Input data:
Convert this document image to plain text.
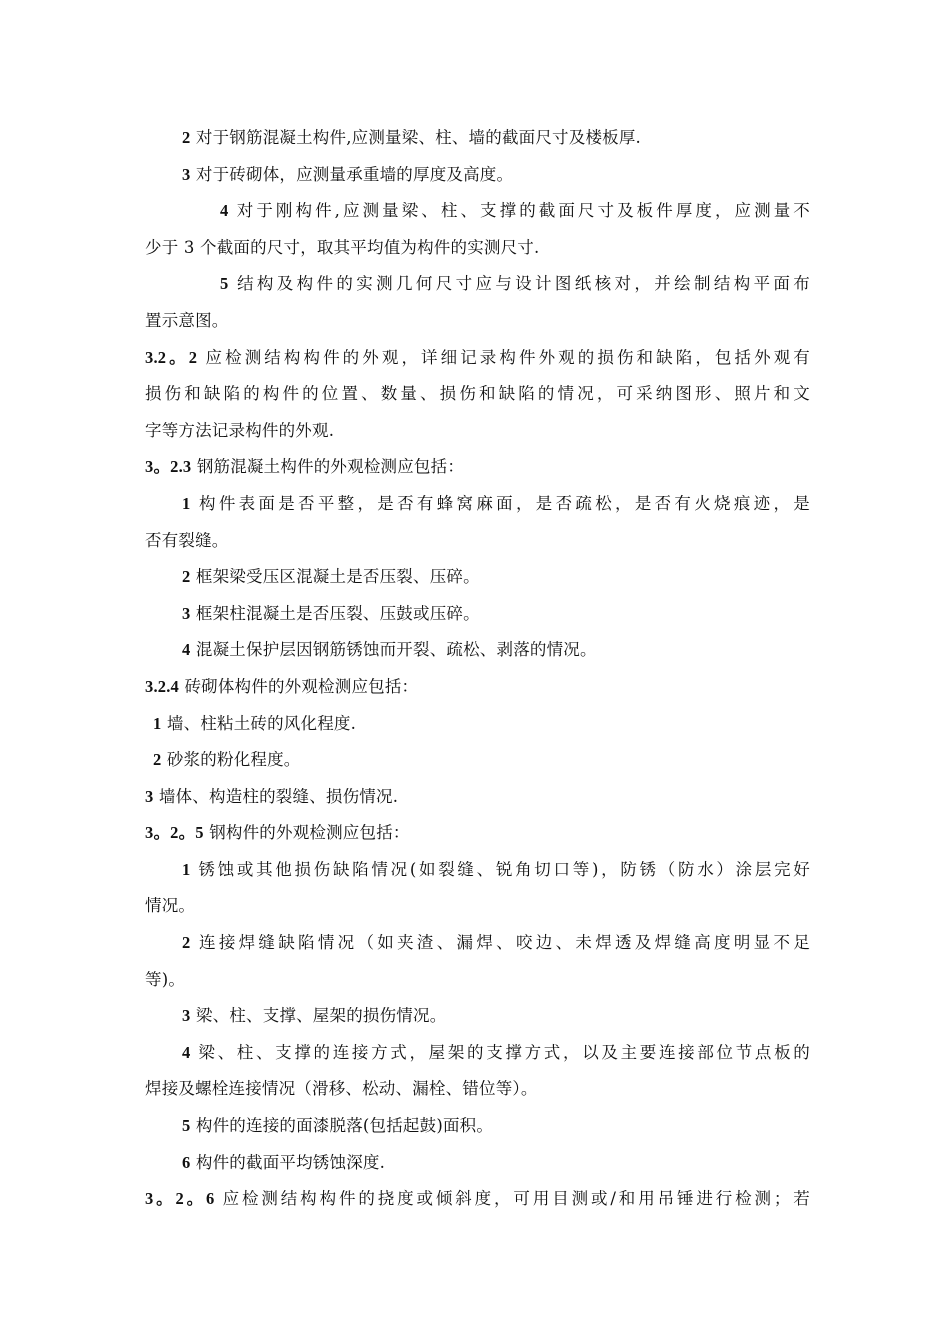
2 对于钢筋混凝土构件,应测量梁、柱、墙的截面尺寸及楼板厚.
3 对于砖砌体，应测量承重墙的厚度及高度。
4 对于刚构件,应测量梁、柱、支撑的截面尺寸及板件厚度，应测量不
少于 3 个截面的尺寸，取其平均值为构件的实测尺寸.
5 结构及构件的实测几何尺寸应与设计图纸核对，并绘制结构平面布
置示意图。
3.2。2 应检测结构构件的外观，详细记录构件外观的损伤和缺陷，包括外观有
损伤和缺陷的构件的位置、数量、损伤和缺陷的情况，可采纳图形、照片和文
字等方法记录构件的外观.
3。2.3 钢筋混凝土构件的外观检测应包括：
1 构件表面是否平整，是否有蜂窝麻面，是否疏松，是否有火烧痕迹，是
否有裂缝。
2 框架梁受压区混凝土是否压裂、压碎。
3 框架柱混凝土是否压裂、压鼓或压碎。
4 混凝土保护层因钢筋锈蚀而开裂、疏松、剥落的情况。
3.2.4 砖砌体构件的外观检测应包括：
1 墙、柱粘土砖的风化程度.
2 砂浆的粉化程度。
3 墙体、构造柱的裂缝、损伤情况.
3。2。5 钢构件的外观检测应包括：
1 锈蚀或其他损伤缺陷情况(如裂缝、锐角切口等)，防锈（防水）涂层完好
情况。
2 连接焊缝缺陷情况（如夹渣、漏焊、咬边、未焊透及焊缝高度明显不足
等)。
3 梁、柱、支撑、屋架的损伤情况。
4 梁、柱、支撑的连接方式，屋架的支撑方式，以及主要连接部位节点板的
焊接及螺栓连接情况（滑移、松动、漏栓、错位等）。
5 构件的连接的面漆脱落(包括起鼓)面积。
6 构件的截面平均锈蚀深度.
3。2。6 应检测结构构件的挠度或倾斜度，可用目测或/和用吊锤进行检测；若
---
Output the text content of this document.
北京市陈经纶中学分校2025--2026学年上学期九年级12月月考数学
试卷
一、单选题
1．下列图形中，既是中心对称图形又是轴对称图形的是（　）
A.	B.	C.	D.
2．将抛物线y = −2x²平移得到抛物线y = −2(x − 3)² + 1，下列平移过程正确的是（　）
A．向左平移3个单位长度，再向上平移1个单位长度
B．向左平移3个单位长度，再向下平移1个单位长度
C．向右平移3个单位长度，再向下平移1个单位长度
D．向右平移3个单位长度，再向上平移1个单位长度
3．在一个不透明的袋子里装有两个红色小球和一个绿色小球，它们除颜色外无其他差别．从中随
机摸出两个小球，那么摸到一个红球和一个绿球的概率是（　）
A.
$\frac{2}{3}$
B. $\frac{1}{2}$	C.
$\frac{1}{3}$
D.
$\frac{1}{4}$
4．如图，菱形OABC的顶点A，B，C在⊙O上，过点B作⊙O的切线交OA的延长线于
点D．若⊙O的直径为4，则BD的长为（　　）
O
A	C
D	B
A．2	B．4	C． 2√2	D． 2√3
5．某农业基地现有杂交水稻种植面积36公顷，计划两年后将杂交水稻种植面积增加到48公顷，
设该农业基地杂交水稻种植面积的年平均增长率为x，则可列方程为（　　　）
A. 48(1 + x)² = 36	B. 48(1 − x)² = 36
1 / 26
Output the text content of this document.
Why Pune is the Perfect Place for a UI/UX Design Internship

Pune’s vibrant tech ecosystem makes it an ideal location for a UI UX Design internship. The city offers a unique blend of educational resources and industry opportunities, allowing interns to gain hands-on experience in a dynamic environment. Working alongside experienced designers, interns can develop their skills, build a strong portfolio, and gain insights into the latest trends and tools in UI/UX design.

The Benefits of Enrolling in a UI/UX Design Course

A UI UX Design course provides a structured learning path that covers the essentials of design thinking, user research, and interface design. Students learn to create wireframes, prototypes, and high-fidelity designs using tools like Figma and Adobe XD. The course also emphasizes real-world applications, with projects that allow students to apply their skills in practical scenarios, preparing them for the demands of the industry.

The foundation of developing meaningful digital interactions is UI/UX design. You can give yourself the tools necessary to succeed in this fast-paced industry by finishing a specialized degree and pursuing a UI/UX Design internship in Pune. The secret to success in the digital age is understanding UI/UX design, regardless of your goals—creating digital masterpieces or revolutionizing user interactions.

Problem description: Collect, from the material above, every line containing the word "应测量梁".

Correct result:
2 对于钢筋混凝土构件,应测量梁、柱、墙的截面尺寸及楼板厚.
4 对于刚构件,应测量梁、柱、支撑的截面尺寸及板件厚度，应测量不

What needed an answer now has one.